What to work on:
Give a verbatim copy of the lines below, minus the pictures.

The input:

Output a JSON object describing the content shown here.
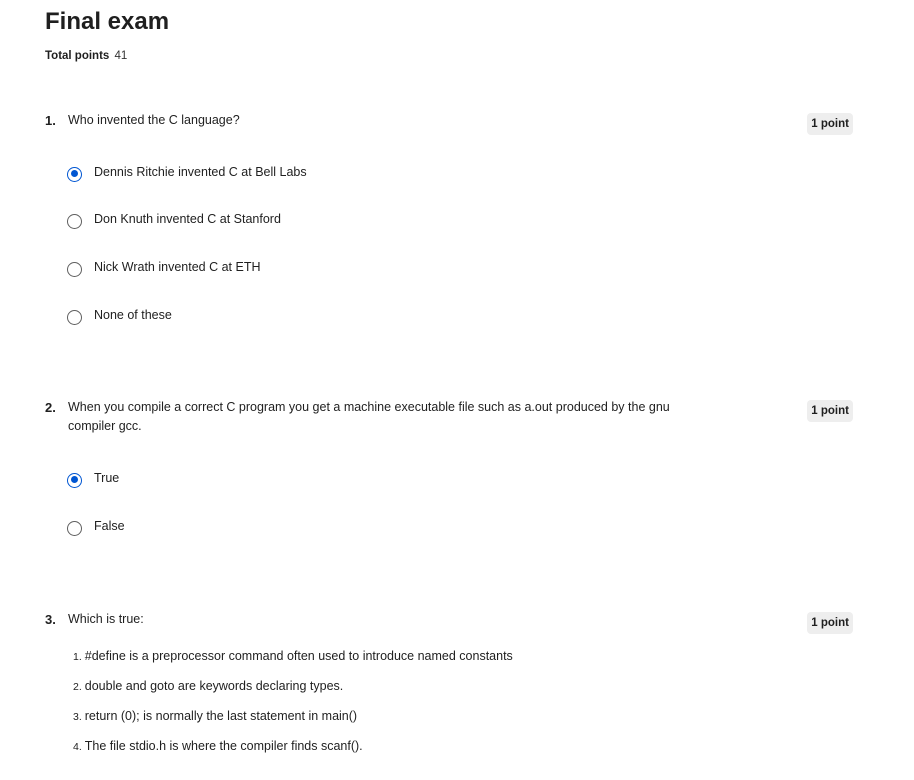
{
  "exam": {
    "title": "Final exam",
    "total_points_label": "Total points",
    "total_points_value": "41"
  },
  "questions": [
    {
      "number": "1.",
      "text": "Who invented the C language?",
      "points": "1 point",
      "options": [
        {
          "label": "Dennis Ritchie invented C at Bell Labs",
          "selected": true
        },
        {
          "label": "Don Knuth invented C at Stanford",
          "selected": false
        },
        {
          "label": "Nick Wrath invented C at ETH",
          "selected": false
        },
        {
          "label": "None of these",
          "selected": false
        }
      ]
    },
    {
      "number": "2.",
      "text": "When you compile a correct C program you get a machine executable file such as a.out produced by the gnu compiler gcc.",
      "points": "1 point",
      "options": [
        {
          "label": "True",
          "selected": true
        },
        {
          "label": "False",
          "selected": false
        }
      ]
    },
    {
      "number": "3.",
      "text": "Which is true:",
      "points": "1 point",
      "statements": [
        {
          "index": "1.",
          "text": "#define is a preprocessor command often used to introduce named constants"
        },
        {
          "index": "2.",
          "text": "double and goto are keywords declaring types."
        },
        {
          "index": "3.",
          "text": "return (0); is normally the last statement in main()"
        },
        {
          "index": "4.",
          "text": "The file stdio.h is where the compiler finds scanf()."
        }
      ]
    }
  ],
  "colors": {
    "accent": "#0056d2",
    "points_badge_bg": "#eeeeee",
    "text": "#1f1f1f"
  }
}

Answer for this exercise:
Output a JSON object describing the content shown here.
{
  "exam": {
    "title": "Final exam",
    "total_points_label": "Total points",
    "total_points_value": "41"
  },
  "questions": [
    {
      "number": "1.",
      "text": "Who invented the C language?",
      "points": "1 point",
      "options": [
        {
          "label": "Dennis Ritchie invented C at Bell Labs",
          "selected": true
        },
        {
          "label": "Don Knuth invented C at Stanford",
          "selected": false
        },
        {
          "label": "Nick Wrath invented C at ETH",
          "selected": false
        },
        {
          "label": "None of these",
          "selected": false
        }
      ]
    },
    {
      "number": "2.",
      "text": "When you compile a correct C program you get a machine executable file such as a.out produced by the gnu compiler gcc.",
      "points": "1 point",
      "options": [
        {
          "label": "True",
          "selected": true
        },
        {
          "label": "False",
          "selected": false
        }
      ]
    },
    {
      "number": "3.",
      "text": "Which is true:",
      "points": "1 point",
      "statements": [
        {
          "index": "1.",
          "text": "#define is a preprocessor command often used to introduce named constants"
        },
        {
          "index": "2.",
          "text": "double and goto are keywords declaring types."
        },
        {
          "index": "3.",
          "text": "return (0); is normally the last statement in main()"
        },
        {
          "index": "4.",
          "text": "The file stdio.h is where the compiler finds scanf()."
        }
      ]
    }
  ],
  "colors": {
    "accent": "#0056d2",
    "points_badge_bg": "#eeeeee",
    "text": "#1f1f1f"
  }
}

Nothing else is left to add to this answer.